THE TASK
All lines in the data bearing the string "name" should be identified and copied.

MATERIAL FOR THE TASK
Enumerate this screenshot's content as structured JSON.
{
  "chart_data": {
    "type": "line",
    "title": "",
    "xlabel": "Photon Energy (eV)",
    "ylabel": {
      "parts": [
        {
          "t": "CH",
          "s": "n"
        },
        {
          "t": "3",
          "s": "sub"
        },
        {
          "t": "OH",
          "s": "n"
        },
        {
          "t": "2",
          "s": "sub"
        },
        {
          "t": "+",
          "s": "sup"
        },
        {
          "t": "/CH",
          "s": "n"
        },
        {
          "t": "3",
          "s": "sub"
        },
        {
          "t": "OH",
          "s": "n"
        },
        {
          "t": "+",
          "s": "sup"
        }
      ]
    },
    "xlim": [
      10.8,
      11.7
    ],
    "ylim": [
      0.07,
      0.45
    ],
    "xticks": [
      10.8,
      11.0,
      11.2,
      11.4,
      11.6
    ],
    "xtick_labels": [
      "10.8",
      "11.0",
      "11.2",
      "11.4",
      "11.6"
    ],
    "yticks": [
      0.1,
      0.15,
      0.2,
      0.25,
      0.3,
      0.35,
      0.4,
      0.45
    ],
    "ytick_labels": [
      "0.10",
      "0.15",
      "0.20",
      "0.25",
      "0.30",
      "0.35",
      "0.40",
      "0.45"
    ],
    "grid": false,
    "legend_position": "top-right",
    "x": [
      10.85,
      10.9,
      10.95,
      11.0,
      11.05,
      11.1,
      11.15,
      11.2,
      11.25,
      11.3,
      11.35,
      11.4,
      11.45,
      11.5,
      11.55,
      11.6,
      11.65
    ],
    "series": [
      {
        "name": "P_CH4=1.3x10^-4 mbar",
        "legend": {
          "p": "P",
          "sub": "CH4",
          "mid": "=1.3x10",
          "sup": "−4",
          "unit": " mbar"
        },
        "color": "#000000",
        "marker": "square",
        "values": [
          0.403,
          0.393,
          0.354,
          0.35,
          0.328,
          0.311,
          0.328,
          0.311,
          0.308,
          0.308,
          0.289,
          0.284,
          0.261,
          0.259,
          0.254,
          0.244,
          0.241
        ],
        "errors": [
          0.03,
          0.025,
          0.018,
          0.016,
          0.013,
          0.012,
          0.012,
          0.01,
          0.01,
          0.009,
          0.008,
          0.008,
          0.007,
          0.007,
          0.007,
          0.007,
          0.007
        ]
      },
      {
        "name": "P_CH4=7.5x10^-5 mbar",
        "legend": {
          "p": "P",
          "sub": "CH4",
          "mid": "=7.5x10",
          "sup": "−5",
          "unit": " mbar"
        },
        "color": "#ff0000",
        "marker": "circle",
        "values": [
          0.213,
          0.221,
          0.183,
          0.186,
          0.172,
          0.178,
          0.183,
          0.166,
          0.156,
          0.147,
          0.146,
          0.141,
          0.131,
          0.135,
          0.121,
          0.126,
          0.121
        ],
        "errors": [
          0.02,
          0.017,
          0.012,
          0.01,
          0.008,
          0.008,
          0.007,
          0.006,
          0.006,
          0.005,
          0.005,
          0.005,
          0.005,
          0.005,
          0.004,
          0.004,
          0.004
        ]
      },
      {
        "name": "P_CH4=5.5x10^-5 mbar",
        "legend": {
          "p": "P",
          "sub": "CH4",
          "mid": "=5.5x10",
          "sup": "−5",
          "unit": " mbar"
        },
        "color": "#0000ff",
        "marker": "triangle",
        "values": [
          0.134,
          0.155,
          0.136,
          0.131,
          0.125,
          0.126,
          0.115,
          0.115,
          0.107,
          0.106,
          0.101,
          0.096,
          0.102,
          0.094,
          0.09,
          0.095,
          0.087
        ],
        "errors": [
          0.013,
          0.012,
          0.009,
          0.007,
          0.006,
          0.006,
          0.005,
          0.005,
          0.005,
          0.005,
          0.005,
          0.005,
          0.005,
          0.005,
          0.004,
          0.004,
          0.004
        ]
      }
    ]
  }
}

EXPECTED OUTPUT
        "name": "P_CH4=1.3x10^-4 mbar",
        "name": "P_CH4=7.5x10^-5 mbar",
        "name": "P_CH4=5.5x10^-5 mbar",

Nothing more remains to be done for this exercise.